#### EXERCISE DIRECTIONS:
Find the lines with the string "Until" and return them.

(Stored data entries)
--- begin ---

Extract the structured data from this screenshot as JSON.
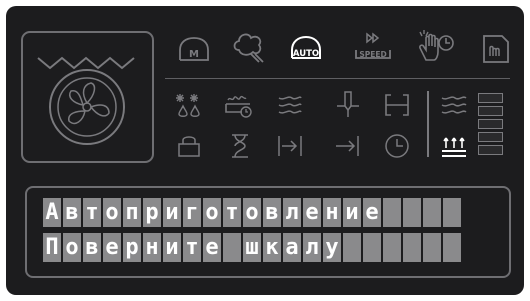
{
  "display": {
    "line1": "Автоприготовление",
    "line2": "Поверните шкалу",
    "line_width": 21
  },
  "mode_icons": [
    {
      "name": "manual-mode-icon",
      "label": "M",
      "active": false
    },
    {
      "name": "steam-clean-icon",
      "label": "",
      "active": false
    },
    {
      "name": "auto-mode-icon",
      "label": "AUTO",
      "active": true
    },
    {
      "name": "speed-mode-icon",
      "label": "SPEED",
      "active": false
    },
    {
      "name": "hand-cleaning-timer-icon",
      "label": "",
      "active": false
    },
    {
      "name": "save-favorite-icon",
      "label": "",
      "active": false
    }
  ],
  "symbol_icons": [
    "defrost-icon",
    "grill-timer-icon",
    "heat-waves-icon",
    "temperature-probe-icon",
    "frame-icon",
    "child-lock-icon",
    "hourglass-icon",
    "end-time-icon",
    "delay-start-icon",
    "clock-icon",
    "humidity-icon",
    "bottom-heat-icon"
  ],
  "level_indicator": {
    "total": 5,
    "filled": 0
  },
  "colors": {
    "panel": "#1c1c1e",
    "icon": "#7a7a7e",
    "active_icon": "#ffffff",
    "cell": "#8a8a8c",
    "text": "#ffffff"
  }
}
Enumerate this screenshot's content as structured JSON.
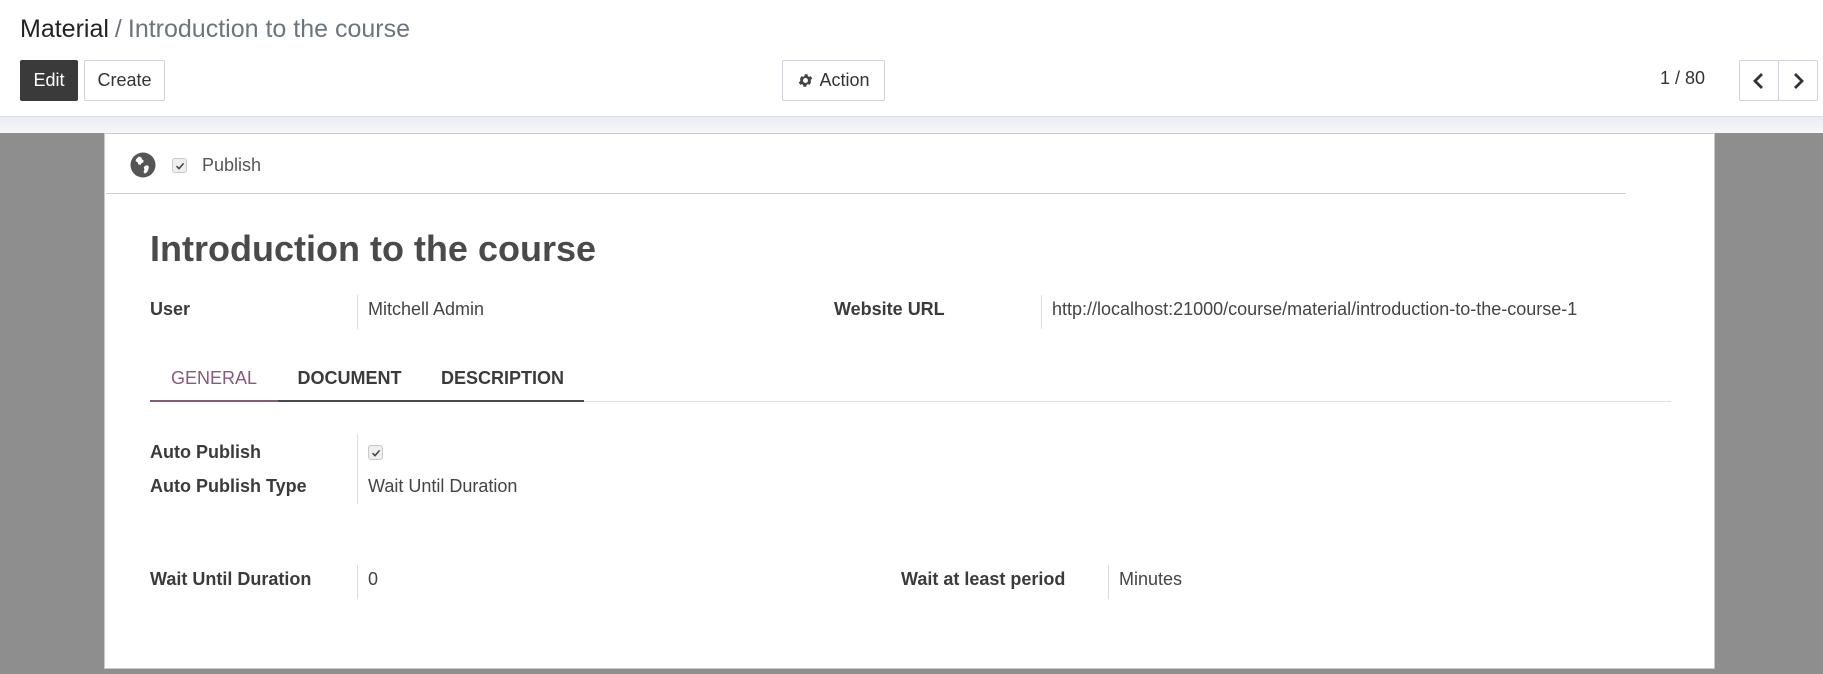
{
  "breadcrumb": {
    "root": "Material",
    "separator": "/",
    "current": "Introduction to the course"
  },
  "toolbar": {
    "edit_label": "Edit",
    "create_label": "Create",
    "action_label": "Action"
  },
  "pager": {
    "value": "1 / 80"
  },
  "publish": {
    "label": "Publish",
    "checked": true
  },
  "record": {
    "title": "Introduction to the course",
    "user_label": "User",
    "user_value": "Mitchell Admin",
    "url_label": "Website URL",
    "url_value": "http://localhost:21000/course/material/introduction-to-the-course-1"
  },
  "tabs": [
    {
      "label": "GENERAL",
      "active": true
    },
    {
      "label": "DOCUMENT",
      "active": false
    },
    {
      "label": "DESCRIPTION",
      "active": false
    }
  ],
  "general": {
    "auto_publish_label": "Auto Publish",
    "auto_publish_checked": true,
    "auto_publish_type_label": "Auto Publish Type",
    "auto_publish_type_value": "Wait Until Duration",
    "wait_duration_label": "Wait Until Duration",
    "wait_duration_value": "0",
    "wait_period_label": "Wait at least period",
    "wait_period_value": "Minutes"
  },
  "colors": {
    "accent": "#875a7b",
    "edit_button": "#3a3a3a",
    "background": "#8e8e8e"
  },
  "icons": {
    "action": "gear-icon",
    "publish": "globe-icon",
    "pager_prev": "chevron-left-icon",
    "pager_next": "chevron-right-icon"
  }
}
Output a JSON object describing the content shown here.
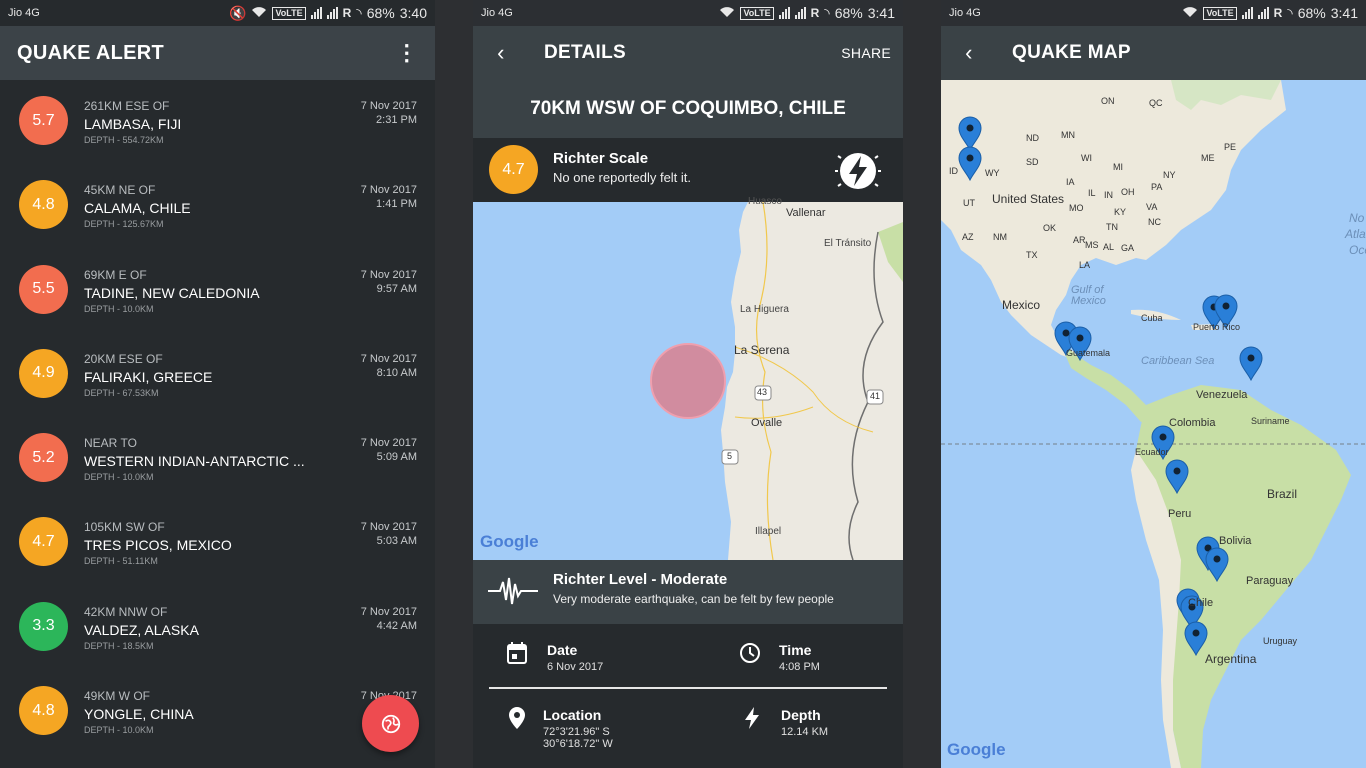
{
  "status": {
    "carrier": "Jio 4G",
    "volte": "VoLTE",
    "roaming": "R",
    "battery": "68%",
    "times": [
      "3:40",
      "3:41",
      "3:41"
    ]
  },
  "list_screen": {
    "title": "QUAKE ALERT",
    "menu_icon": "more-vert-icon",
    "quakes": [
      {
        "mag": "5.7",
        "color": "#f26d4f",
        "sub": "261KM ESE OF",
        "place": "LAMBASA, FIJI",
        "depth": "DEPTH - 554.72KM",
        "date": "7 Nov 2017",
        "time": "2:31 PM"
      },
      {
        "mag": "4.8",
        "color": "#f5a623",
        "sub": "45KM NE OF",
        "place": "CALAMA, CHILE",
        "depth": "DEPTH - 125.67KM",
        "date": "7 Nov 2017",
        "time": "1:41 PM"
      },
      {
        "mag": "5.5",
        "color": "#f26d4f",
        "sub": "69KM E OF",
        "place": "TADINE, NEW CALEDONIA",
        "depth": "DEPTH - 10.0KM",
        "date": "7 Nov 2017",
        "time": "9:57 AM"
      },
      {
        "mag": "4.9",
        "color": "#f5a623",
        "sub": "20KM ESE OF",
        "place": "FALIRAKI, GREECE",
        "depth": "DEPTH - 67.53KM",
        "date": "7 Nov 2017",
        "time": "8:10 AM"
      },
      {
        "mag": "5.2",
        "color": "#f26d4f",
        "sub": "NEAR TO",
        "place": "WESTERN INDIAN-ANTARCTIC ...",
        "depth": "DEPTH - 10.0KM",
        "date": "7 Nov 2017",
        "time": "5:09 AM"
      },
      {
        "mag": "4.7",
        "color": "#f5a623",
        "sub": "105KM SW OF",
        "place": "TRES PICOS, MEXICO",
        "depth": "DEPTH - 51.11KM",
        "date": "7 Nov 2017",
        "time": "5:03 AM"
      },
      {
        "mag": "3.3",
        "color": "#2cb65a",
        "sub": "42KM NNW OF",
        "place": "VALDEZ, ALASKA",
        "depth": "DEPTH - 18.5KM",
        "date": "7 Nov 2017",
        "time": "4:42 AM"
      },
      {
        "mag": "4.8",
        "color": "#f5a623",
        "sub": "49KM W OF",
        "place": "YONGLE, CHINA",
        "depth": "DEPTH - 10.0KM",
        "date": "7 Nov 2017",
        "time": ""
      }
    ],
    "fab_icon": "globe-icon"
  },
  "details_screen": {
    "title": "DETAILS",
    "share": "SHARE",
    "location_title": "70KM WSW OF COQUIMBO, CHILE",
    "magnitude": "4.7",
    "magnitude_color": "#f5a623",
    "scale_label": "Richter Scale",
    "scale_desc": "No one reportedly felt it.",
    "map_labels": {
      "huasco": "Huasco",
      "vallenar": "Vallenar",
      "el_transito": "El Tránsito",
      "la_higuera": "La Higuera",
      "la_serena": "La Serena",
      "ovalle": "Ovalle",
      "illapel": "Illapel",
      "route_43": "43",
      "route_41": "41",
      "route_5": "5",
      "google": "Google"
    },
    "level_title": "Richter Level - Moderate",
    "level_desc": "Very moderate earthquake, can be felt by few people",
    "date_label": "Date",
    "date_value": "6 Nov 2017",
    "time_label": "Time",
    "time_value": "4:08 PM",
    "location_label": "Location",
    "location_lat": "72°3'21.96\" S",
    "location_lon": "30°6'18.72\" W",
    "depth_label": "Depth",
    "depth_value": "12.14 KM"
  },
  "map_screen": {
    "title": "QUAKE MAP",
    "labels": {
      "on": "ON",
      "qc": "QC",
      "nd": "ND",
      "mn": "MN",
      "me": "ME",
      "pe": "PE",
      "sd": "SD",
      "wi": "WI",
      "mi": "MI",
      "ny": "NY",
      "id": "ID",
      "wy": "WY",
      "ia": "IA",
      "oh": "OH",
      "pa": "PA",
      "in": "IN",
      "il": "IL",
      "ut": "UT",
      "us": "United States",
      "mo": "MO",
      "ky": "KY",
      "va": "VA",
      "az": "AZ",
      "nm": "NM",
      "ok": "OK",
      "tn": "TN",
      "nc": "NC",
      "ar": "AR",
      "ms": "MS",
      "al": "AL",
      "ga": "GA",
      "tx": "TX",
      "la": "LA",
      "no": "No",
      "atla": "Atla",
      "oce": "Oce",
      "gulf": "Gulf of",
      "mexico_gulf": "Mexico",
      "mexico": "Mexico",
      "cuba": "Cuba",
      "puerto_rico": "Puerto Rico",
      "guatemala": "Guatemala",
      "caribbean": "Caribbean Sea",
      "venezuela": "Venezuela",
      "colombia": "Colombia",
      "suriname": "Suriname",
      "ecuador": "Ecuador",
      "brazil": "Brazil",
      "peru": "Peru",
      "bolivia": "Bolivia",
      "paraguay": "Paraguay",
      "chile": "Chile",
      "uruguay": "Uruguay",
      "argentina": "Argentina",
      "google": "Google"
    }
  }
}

--- end ---

#### TASK ANSWER:
    "auto_publish_type_value": "Wait Until Duration",
    "wait_duration_label": "Wait Until Duration",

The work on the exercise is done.